**YOUR OBJECTIVE**
Convert everything from the start of the records down to the line containing "y-tick-label: 0.55 xyxy=(169,259,193,275)", inclusive, into a JSON list of strings with one string per line, leaving out blank lines.
===============
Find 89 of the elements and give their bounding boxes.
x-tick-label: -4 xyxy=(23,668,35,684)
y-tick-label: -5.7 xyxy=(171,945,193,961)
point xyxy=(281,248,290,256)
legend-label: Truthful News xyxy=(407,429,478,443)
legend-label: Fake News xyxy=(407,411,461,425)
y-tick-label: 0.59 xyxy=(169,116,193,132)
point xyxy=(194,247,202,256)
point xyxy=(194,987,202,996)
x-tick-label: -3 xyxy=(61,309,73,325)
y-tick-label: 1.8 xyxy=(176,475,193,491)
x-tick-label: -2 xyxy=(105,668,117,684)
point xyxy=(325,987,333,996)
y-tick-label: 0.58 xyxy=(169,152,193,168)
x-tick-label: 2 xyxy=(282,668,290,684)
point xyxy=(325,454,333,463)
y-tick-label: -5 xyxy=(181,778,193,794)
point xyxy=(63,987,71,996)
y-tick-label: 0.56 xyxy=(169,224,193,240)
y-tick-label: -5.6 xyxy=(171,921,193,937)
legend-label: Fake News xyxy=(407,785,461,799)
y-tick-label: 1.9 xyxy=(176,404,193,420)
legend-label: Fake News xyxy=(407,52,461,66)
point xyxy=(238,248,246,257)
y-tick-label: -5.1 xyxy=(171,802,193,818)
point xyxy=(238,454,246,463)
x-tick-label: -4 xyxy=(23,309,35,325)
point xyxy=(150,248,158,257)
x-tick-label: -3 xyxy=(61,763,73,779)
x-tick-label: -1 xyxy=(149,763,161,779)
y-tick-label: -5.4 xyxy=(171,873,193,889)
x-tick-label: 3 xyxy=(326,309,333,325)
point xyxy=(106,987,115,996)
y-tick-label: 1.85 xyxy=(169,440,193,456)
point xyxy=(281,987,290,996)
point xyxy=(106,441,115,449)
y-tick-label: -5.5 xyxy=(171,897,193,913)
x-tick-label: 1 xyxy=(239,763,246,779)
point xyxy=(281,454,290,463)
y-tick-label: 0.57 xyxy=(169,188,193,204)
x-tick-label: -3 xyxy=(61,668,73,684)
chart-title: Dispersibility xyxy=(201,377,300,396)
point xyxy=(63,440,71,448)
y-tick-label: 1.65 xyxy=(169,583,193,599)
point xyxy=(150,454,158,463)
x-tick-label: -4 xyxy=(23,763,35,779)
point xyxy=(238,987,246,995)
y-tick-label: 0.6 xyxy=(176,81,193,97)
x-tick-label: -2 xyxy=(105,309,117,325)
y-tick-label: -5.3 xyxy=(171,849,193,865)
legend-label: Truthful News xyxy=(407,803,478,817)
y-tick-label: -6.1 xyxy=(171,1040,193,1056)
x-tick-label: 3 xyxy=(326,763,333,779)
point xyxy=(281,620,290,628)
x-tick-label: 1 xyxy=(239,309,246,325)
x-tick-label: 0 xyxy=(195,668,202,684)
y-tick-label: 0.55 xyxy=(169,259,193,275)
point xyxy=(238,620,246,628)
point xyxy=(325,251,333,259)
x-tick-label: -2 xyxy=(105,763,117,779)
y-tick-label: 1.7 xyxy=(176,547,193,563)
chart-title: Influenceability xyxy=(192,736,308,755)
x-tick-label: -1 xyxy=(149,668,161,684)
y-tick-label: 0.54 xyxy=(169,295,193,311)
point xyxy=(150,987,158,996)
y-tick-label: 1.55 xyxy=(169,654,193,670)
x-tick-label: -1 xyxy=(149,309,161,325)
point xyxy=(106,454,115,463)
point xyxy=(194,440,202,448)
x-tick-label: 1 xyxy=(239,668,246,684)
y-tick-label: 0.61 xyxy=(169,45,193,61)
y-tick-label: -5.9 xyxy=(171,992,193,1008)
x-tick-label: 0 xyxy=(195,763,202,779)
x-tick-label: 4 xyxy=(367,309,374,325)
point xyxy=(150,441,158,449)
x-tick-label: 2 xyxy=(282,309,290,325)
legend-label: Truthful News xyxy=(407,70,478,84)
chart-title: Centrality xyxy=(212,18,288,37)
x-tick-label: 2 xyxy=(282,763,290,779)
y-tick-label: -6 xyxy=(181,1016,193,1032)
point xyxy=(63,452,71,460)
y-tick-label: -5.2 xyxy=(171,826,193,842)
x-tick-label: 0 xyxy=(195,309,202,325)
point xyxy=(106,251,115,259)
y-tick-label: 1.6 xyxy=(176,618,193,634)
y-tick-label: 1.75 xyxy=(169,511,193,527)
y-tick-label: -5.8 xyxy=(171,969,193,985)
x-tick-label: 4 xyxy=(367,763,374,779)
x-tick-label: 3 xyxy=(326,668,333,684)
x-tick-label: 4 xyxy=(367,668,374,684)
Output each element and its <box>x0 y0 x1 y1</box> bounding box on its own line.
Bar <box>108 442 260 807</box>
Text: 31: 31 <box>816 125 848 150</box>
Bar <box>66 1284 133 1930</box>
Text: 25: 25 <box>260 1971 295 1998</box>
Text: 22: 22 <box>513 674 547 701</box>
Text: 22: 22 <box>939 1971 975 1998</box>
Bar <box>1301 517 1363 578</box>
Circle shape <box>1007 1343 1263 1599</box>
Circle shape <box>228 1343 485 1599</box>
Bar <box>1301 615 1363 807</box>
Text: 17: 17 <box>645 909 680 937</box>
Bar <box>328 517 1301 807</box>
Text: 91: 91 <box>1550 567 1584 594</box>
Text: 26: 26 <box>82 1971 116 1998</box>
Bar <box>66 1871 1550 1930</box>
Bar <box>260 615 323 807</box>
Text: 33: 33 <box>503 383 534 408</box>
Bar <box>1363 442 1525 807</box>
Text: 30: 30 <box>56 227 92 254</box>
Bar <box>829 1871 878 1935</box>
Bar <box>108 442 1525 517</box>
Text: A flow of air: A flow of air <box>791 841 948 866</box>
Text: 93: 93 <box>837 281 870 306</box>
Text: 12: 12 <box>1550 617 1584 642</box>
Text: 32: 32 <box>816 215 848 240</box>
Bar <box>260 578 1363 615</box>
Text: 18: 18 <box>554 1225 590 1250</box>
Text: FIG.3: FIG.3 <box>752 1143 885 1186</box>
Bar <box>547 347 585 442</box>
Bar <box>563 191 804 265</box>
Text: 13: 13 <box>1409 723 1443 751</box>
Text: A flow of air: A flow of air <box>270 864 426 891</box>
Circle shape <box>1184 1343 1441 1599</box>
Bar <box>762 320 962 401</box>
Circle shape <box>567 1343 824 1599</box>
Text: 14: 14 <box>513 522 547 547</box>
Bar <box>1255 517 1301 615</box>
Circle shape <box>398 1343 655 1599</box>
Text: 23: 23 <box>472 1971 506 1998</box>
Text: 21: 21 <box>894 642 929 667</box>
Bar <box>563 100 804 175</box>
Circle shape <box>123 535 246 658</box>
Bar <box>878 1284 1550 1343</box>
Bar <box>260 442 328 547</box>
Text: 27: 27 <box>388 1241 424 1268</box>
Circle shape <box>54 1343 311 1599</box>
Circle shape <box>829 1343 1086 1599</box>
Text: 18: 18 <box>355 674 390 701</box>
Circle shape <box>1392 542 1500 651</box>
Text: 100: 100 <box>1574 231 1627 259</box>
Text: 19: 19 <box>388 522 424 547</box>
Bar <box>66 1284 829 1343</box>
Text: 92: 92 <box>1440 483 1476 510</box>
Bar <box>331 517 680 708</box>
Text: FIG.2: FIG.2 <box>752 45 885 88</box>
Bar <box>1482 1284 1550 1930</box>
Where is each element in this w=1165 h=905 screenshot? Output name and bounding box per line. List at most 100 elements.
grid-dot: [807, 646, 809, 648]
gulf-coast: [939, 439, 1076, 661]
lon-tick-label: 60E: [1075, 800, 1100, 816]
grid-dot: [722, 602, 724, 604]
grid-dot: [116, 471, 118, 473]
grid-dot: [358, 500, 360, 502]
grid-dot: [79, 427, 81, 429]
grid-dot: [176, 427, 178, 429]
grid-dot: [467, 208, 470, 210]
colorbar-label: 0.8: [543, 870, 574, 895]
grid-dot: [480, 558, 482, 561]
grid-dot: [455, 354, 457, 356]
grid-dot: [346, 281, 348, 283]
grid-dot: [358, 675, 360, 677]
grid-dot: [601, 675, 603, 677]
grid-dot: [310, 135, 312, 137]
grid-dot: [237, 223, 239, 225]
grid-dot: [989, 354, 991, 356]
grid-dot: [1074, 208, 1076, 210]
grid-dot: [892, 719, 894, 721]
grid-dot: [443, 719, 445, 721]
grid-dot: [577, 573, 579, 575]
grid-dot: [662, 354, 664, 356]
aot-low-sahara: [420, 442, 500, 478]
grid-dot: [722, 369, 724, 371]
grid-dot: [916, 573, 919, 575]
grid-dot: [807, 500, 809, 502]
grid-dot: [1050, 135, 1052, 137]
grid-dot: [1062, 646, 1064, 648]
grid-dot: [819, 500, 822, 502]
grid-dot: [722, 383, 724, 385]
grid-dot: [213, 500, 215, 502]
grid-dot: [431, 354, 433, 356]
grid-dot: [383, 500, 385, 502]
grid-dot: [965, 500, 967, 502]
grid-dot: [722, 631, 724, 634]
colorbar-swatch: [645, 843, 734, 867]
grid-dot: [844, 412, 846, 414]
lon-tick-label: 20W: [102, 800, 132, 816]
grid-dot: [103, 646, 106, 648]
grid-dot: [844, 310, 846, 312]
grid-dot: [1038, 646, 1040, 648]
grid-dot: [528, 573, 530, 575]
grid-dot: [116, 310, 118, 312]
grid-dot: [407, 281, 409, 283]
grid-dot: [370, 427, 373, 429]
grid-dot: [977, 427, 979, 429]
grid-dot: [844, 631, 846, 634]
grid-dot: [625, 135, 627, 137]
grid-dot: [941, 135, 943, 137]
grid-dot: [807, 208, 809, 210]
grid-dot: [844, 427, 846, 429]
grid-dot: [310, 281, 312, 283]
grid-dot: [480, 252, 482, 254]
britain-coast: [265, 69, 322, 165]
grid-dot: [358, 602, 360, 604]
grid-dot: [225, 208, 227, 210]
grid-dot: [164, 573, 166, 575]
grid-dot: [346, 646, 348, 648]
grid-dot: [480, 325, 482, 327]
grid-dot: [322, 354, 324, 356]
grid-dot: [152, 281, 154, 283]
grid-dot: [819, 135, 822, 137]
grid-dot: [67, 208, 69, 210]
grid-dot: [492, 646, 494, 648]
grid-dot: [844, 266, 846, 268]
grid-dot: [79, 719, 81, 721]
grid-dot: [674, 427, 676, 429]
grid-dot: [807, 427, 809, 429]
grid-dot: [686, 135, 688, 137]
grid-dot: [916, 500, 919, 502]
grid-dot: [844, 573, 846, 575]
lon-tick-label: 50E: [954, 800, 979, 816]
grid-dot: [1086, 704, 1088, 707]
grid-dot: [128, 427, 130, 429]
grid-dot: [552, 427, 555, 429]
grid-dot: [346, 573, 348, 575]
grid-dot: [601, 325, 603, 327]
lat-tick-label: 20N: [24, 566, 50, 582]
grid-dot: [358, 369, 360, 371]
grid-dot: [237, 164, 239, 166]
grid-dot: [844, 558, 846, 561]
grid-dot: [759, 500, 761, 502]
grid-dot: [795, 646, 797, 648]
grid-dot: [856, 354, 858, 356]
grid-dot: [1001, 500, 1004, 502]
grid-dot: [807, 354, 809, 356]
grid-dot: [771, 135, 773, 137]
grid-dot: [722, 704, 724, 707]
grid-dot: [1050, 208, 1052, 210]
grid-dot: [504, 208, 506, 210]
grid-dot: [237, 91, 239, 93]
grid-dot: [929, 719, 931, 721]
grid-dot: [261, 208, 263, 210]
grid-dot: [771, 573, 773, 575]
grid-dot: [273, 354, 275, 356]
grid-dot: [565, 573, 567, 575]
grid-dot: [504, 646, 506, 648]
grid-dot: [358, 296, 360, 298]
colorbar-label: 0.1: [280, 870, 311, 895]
===============
**SOLUTION FOR THIS EXERCISE**
[
  "Find 89 of the elements and give their bounding boxes.",
  "x-tick-label: -4 xyxy=(23,668,35,684)",
  "y-tick-label: -5.7 xyxy=(171,945,193,961)",
  "point xyxy=(281,248,290,256)",
  "legend-label: Truthful News xyxy=(407,429,478,443)",
  "legend-label: Fake News xyxy=(407,411,461,425)",
  "y-tick-label: 0.59 xyxy=(169,116,193,132)",
  "point xyxy=(194,247,202,256)",
  "point xyxy=(194,987,202,996)",
  "x-tick-label: -3 xyxy=(61,309,73,325)",
  "y-tick-label: 1.8 xyxy=(176,475,193,491)",
  "x-tick-label: -2 xyxy=(105,668,117,684)",
  "point xyxy=(325,987,333,996)",
  "y-tick-label: 0.58 xyxy=(169,152,193,168)",
  "x-tick-label: 2 xyxy=(282,668,290,684)",
  "point xyxy=(325,454,333,463)",
  "y-tick-label: -5 xyxy=(181,778,193,794)",
  "point xyxy=(63,987,71,996)",
  "y-tick-label: 0.56 xyxy=(169,224,193,240)",
  "y-tick-label: -5.6 xyxy=(171,921,193,937)",
  "legend-label: Fake News xyxy=(407,785,461,799)",
  "y-tick-label: 1.9 xyxy=(176,404,193,420)",
  "legend-label: Fake News xyxy=(407,52,461,66)",
  "point xyxy=(238,248,246,257)",
  "y-tick-label: -5.1 xyxy=(171,802,193,818)",
  "point xyxy=(238,454,246,463)",
  "x-tick-label: -4 xyxy=(23,309,35,325)",
  "point xyxy=(150,248,158,257)",
  "x-tick-label: -3 xyxy=(61,763,73,779)",
  "x-tick-label: -1 xyxy=(149,763,161,779)",
  "y-tick-label: -5.4 xyxy=(171,873,193,889)",
  "x-tick-label: 3 xyxy=(326,309,333,325)",
  "point xyxy=(106,987,115,996)",
  "y-tick-label: 1.85 xyxy=(169,440,193,456)",
  "point xyxy=(281,987,290,996)",
  "point xyxy=(106,441,115,449)",
  "y-tick-label: -5.5 xyxy=(171,897,193,913)",
  "x-tick-label: 1 xyxy=(239,763,246,779)",
  "point xyxy=(281,454,290,463)",
  "y-tick-label: 0.57 xyxy=(169,188,193,204)",
  "x-tick-label: -3 xyxy=(61,668,73,684)",
  "chart-title: Dispersibility xyxy=(201,377,300,396)",
  "point xyxy=(63,440,71,448)",
  "y-tick-label: 1.65 xyxy=(169,583,193,599)",
  "point xyxy=(150,454,158,463)",
  "x-tick-label: -4 xyxy=(23,763,35,779)",
  "point xyxy=(238,987,246,995)",
  "y-tick-label: 0.6 xyxy=(176,81,193,97)",
  "x-tick-label: -2 xyxy=(105,309,117,325)",
  "y-tick-label: -5.3 xyxy=(171,849,193,865)",
  "legend-label: Truthful News xyxy=(407,803,478,817)",
  "y-tick-label: -6.1 xyxy=(171,1040,193,1056)",
  "x-tick-label: 3 xyxy=(326,763,333,779)",
  "point xyxy=(281,620,290,628)",
  "x-tick-label: 1 xyxy=(239,309,246,325)",
  "x-tick-label: 0 xyxy=(195,668,202,684)",
  "y-tick-label: 0.55 xyxy=(169,259,193,275)"
]